Filter this data down to the lines that hold "nFrequency", and copy them.

# # # #

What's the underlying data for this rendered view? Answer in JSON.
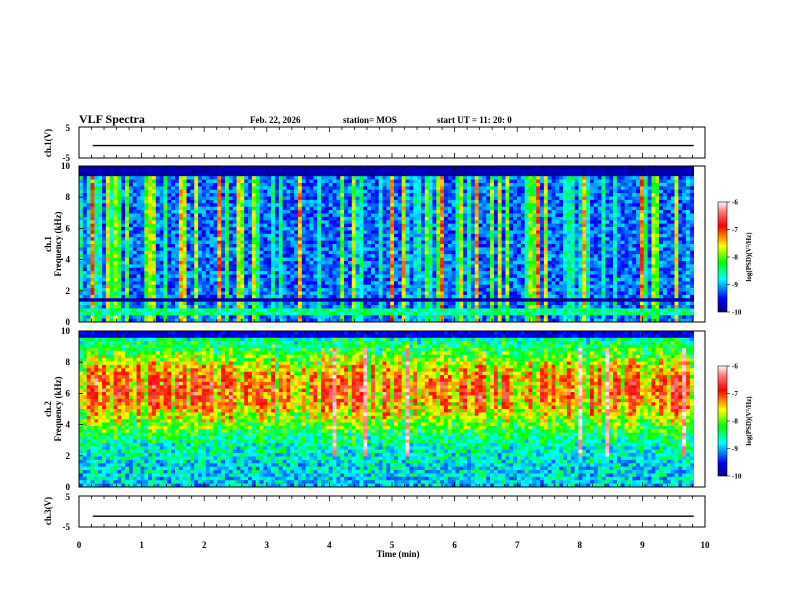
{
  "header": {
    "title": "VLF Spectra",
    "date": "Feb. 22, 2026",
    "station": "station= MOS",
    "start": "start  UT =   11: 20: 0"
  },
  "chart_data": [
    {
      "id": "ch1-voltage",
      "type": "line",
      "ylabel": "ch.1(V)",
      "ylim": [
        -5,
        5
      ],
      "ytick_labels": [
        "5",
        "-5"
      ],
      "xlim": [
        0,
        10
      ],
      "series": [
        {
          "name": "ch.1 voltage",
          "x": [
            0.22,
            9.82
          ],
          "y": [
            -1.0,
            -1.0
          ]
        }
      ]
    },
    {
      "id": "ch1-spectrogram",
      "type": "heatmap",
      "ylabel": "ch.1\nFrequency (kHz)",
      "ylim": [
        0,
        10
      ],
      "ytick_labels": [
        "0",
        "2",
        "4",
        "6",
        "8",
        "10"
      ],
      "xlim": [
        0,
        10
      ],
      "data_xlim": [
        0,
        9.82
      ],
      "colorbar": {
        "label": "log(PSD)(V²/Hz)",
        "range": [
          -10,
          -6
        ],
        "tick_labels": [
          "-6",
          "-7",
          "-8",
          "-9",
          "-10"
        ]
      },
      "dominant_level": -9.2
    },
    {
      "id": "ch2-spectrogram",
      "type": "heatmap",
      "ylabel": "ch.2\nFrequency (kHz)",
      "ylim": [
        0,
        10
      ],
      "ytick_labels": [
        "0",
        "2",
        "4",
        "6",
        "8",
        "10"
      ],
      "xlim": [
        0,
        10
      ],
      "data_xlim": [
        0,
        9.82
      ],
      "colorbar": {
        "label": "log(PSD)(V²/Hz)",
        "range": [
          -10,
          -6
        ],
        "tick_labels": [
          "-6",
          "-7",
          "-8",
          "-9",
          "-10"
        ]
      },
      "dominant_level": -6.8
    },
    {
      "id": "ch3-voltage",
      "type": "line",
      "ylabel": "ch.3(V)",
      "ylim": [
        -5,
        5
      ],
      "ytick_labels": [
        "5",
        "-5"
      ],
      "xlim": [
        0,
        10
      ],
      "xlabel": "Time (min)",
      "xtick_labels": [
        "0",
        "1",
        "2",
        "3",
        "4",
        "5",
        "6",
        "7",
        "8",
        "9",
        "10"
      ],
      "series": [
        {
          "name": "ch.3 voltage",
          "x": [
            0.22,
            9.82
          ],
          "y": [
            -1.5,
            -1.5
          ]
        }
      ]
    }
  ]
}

# # # #

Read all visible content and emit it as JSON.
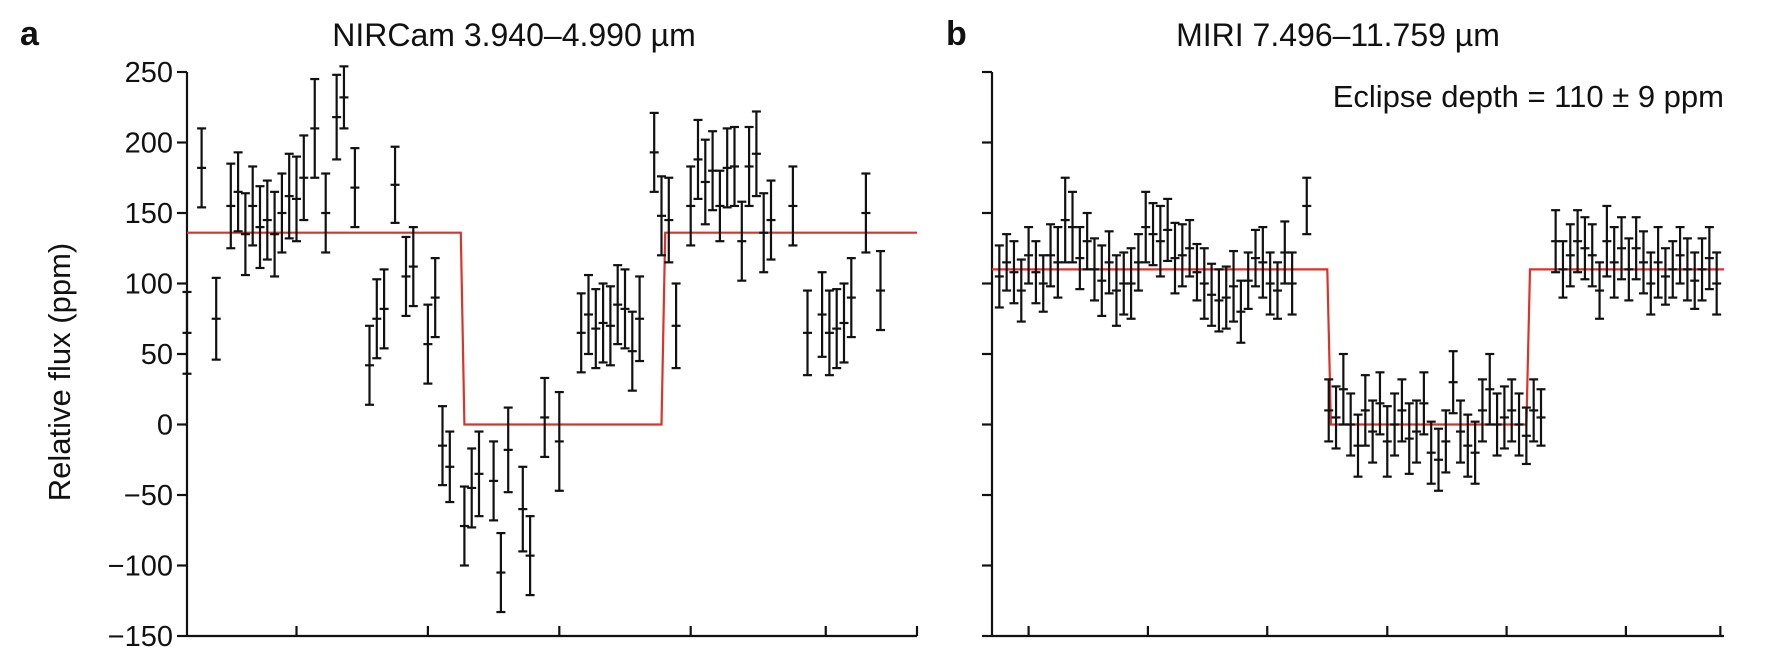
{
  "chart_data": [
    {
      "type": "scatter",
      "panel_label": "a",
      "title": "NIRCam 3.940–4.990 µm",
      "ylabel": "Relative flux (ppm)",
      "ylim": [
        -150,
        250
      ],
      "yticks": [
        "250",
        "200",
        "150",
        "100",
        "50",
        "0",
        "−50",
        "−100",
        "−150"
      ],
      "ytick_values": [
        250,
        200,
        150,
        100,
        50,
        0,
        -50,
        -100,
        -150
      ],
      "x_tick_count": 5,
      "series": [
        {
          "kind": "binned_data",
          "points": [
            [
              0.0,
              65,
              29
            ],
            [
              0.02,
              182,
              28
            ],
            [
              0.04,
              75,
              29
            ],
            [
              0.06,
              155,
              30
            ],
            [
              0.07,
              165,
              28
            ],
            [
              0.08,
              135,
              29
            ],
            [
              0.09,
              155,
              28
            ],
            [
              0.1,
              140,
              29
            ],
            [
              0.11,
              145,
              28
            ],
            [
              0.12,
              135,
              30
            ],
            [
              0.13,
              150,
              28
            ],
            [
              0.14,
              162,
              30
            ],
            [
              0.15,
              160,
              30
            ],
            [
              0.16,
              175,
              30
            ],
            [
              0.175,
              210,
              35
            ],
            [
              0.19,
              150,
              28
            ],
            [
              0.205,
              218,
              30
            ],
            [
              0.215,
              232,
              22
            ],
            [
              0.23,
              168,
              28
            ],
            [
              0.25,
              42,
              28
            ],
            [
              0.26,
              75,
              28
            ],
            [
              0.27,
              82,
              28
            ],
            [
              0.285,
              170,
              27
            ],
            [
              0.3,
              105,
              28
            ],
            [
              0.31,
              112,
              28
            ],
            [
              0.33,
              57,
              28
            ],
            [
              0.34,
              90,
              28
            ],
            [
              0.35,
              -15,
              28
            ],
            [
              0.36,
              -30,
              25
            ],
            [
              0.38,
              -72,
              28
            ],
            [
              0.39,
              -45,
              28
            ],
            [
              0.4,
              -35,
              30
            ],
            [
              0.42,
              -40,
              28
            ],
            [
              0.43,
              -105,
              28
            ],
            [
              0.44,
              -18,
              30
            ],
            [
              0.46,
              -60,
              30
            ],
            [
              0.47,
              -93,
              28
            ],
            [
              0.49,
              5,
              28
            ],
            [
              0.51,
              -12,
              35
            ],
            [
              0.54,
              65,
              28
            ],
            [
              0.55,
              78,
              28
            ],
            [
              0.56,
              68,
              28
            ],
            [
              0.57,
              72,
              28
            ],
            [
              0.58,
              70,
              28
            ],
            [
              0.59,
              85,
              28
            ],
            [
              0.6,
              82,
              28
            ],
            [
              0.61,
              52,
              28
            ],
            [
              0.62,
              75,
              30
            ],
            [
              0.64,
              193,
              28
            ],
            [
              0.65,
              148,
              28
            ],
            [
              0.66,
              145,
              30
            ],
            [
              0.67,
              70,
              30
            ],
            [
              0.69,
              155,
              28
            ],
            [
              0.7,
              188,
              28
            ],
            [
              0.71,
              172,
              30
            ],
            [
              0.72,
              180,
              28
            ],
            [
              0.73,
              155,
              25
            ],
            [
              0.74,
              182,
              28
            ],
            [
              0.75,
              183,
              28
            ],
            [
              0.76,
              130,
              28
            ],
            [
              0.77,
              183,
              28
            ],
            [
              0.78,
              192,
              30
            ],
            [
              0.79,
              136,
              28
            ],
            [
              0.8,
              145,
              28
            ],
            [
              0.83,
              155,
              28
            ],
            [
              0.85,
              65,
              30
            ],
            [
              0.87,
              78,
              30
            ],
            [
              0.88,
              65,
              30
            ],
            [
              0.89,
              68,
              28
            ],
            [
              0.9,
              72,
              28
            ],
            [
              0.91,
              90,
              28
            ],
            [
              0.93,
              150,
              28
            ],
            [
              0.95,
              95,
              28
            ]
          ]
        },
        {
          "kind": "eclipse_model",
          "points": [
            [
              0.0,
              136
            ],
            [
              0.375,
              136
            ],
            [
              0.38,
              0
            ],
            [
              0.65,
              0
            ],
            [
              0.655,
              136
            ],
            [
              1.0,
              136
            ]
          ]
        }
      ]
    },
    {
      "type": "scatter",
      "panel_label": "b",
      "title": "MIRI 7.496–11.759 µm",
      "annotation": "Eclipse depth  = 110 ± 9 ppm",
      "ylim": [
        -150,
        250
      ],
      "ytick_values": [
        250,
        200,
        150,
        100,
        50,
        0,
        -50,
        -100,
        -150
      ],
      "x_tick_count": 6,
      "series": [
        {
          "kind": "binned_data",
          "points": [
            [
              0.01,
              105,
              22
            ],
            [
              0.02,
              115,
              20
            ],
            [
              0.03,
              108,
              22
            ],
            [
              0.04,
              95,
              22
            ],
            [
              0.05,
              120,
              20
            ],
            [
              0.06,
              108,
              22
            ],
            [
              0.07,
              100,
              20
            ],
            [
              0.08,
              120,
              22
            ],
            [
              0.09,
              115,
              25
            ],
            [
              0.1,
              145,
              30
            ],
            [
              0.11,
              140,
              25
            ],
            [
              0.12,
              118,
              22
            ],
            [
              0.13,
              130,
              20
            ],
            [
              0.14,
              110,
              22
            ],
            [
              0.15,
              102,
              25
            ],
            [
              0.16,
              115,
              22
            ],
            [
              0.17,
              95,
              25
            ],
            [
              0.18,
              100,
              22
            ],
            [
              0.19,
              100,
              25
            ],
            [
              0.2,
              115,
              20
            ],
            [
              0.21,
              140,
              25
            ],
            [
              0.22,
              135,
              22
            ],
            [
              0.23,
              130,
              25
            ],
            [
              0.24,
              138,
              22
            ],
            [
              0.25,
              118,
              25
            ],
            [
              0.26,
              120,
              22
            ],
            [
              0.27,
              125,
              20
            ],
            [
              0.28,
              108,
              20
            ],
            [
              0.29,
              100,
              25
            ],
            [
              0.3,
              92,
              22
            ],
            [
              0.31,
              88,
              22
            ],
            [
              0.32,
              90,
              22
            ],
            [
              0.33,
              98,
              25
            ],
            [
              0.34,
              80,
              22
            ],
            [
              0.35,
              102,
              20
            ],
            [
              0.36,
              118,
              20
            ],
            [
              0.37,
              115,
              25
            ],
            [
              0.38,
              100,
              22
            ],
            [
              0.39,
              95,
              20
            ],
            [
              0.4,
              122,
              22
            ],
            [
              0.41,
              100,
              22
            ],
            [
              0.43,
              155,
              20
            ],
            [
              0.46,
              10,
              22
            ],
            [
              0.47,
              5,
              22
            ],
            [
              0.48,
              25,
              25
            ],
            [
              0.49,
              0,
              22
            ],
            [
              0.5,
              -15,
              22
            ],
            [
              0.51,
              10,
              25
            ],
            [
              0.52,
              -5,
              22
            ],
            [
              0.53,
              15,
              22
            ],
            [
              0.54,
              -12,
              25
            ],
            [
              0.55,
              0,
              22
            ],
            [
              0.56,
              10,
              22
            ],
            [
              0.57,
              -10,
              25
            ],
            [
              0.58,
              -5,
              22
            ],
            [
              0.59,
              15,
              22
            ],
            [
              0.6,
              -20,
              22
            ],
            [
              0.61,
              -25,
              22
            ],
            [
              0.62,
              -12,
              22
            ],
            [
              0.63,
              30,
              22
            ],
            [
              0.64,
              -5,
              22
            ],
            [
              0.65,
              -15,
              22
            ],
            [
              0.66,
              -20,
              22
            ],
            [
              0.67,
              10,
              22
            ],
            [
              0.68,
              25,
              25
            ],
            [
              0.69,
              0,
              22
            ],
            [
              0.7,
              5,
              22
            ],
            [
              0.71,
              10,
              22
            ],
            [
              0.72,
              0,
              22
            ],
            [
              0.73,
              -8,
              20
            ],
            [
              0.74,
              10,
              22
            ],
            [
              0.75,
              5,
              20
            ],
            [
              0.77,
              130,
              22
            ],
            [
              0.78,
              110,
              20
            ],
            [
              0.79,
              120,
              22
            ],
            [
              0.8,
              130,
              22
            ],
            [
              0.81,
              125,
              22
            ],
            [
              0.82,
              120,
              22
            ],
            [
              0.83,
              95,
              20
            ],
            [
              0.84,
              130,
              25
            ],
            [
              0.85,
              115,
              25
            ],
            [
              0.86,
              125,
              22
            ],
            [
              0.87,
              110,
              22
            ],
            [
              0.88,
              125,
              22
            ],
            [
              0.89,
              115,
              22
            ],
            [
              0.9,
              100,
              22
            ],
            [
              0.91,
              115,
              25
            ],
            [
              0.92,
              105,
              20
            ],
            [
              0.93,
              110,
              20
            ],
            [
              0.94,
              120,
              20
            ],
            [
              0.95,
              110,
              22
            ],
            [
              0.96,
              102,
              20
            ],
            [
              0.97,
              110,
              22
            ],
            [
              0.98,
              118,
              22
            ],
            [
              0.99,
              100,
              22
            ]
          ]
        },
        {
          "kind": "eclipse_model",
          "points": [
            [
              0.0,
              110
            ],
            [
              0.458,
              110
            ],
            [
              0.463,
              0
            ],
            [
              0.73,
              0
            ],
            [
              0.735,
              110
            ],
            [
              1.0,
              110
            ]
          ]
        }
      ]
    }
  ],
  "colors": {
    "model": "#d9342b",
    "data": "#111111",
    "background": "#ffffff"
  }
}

# # # #

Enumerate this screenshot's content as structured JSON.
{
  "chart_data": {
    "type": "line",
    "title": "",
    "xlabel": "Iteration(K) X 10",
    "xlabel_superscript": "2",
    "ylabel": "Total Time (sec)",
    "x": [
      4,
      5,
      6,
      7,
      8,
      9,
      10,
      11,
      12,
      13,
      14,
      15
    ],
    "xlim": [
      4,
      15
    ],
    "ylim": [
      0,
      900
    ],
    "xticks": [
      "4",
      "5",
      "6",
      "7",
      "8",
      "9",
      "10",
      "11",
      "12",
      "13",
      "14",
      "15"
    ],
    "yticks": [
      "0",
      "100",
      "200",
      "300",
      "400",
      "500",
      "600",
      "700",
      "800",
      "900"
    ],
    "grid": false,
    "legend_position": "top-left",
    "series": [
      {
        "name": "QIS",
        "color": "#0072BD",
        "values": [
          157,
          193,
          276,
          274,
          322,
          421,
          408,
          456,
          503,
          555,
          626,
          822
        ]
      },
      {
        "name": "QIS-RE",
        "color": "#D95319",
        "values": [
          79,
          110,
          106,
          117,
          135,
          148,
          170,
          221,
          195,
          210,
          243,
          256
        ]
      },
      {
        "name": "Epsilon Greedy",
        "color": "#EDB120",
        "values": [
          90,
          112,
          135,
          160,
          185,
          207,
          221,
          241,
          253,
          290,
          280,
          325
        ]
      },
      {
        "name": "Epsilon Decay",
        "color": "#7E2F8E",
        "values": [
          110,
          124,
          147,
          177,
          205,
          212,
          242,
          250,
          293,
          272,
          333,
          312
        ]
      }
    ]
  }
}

# # # #

[Worked answer]
      "ylabel": "ch.1\nFrequency (kHz)",
      "ylabel": "ch.2\nFrequency (kHz)",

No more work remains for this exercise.